■ **Work to do**
Wherever "this" appears in a line, copy that line.

Records that describe figures:
--- begin ---
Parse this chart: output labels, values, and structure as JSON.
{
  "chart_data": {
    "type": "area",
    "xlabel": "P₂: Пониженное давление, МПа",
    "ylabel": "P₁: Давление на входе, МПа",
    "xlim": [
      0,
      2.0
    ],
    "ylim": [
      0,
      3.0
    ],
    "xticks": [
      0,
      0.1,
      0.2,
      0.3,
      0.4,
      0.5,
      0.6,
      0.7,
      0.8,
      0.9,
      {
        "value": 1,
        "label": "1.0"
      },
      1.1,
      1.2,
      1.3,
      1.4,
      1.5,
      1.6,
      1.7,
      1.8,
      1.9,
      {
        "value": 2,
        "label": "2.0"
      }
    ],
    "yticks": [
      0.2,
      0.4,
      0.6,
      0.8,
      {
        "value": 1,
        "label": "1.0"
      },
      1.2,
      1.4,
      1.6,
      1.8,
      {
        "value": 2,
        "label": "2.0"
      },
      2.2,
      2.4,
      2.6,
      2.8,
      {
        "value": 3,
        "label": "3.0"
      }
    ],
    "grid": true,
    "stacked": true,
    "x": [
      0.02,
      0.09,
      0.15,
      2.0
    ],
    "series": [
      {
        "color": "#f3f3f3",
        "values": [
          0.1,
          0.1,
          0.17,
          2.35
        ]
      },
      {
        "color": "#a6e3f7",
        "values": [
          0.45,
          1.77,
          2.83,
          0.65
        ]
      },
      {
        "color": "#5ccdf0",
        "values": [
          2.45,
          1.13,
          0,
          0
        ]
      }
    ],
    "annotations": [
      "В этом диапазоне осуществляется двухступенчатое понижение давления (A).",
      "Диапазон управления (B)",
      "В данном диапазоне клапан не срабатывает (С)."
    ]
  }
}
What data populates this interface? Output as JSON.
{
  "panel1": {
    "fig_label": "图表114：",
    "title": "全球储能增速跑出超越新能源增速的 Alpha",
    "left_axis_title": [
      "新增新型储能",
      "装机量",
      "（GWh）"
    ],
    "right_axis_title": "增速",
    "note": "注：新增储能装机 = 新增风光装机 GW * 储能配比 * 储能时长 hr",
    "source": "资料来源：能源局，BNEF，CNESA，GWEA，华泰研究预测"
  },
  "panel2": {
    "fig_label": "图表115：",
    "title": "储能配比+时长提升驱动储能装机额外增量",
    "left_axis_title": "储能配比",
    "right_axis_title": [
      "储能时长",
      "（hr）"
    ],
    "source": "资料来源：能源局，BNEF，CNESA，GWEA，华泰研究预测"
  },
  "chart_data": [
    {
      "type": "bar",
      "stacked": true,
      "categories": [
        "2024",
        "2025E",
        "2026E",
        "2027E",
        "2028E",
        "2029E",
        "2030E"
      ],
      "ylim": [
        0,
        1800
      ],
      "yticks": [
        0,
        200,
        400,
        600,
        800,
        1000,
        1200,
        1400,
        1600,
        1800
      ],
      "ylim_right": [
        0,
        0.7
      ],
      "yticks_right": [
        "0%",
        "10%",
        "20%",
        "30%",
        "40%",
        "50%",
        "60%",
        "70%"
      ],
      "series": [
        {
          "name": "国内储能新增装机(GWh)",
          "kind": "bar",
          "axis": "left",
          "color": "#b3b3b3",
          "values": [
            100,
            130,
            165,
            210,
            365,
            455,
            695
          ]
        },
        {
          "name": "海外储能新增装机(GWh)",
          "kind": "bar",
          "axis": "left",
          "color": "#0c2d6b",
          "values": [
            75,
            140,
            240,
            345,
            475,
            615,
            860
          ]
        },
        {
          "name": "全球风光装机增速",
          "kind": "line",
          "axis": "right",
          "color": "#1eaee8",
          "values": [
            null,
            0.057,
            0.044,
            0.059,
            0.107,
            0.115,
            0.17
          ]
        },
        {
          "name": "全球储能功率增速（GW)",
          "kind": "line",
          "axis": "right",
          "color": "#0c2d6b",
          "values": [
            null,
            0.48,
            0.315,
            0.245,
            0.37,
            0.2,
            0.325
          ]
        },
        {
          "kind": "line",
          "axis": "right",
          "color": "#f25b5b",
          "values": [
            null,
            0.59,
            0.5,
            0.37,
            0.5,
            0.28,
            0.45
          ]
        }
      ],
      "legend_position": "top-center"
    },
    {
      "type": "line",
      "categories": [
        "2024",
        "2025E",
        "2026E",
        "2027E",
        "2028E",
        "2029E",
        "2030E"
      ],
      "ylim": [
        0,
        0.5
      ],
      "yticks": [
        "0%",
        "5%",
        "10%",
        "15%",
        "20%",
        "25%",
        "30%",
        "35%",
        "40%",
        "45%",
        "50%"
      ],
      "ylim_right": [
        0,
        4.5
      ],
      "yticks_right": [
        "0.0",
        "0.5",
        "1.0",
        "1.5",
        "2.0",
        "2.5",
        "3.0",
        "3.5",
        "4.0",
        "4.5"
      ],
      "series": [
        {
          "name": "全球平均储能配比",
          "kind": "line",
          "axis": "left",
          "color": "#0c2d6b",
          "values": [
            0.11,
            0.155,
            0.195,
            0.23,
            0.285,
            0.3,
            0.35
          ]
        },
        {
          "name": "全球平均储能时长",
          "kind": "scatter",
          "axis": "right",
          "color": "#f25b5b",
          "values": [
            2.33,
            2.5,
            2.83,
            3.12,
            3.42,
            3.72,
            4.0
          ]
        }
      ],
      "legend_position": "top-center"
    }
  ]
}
--- end ---
■ **Solved exercise**
Parse this chart: output labels, values, and structure as JSON.
What data populates this interface? Output as JSON.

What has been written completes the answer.